[Dataset records]
--*--

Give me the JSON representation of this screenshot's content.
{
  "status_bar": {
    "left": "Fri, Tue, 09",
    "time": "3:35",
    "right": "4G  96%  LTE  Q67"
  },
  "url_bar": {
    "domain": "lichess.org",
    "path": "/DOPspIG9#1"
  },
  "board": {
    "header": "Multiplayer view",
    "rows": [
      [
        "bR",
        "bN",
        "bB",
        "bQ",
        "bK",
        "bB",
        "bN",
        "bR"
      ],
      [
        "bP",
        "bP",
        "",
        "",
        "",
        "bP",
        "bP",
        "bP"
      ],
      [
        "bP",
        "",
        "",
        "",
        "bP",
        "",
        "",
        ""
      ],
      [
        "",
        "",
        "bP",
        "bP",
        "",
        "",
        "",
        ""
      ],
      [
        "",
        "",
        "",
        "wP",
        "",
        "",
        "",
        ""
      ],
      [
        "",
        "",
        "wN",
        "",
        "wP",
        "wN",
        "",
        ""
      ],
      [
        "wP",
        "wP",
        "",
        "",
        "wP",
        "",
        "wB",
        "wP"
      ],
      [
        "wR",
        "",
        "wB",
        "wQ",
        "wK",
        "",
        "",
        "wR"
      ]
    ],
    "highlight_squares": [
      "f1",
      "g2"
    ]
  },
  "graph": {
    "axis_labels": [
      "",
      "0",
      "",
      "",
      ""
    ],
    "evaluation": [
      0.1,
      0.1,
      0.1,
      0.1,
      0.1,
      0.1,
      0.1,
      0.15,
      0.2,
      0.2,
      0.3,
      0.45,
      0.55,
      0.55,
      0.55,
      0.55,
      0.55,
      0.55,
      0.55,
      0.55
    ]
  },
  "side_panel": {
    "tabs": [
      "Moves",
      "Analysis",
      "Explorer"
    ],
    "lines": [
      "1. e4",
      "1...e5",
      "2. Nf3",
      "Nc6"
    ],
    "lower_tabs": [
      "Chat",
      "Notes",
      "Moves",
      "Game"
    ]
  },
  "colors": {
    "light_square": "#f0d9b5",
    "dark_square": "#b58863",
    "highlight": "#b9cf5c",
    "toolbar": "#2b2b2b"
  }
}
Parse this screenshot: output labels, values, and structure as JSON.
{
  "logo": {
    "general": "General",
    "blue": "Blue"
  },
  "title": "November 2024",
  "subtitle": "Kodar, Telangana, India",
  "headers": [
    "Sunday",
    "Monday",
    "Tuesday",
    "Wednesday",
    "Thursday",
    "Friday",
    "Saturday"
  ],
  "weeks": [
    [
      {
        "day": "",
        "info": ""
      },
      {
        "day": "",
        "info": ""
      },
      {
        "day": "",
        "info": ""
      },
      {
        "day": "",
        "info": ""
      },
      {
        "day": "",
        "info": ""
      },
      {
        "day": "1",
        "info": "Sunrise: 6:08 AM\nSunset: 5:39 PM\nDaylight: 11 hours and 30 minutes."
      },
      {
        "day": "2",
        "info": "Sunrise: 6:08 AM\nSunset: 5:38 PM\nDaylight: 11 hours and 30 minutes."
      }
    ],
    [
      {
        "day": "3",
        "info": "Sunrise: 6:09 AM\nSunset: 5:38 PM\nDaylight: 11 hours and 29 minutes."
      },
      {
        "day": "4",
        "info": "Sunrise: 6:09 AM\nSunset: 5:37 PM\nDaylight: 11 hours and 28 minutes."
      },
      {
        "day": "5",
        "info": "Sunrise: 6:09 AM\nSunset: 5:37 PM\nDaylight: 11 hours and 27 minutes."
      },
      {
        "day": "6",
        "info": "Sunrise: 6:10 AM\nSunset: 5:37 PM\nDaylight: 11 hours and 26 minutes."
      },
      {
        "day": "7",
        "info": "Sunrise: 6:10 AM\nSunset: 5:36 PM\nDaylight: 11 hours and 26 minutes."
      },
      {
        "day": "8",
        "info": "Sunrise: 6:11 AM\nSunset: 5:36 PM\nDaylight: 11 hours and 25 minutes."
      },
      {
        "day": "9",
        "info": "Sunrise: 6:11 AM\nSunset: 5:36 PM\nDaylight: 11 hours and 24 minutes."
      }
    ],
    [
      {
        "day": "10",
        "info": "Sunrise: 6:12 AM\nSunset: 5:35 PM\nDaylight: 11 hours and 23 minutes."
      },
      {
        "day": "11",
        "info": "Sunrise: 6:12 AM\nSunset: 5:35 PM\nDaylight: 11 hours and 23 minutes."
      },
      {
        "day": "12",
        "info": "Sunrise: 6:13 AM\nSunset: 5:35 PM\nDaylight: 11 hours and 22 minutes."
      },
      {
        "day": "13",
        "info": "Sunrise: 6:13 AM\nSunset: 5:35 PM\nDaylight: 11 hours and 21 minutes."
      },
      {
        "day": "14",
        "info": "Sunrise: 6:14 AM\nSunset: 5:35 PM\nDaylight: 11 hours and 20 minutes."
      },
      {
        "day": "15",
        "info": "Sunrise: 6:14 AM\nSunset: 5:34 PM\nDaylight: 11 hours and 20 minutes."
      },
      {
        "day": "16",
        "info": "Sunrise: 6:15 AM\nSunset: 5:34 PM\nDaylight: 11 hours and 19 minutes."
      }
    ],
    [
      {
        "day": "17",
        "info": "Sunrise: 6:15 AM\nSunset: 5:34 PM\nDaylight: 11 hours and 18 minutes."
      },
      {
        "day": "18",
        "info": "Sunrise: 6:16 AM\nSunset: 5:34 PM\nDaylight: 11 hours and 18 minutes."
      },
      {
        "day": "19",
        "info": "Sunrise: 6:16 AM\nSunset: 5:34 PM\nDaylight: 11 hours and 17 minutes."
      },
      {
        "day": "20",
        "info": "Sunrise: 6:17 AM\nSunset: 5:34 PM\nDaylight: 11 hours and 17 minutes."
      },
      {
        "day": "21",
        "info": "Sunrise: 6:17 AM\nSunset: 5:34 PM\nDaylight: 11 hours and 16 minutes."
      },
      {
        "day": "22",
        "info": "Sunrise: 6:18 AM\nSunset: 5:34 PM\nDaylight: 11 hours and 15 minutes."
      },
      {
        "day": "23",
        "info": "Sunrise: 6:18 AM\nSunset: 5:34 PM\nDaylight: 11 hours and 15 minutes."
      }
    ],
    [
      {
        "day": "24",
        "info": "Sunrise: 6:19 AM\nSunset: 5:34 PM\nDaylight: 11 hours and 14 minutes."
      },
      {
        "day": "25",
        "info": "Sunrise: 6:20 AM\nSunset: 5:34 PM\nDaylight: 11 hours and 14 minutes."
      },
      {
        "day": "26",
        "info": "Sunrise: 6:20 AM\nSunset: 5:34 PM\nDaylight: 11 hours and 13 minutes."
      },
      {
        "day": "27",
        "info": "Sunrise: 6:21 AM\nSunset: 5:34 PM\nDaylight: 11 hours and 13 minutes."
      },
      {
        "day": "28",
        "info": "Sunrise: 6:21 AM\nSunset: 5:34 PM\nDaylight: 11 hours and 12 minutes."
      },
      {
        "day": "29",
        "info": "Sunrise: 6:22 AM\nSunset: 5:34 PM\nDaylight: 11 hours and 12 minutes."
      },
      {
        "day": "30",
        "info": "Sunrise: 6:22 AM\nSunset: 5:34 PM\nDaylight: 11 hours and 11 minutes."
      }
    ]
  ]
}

--*--

▶ **Exercise directions**
Every line in the data above that contains "JSON" needs to be copied.

▶ **Answer to this exercise**
Give me the JSON representation of this screenshot's content.
Parse this screenshot: output labels, values, and structure as JSON.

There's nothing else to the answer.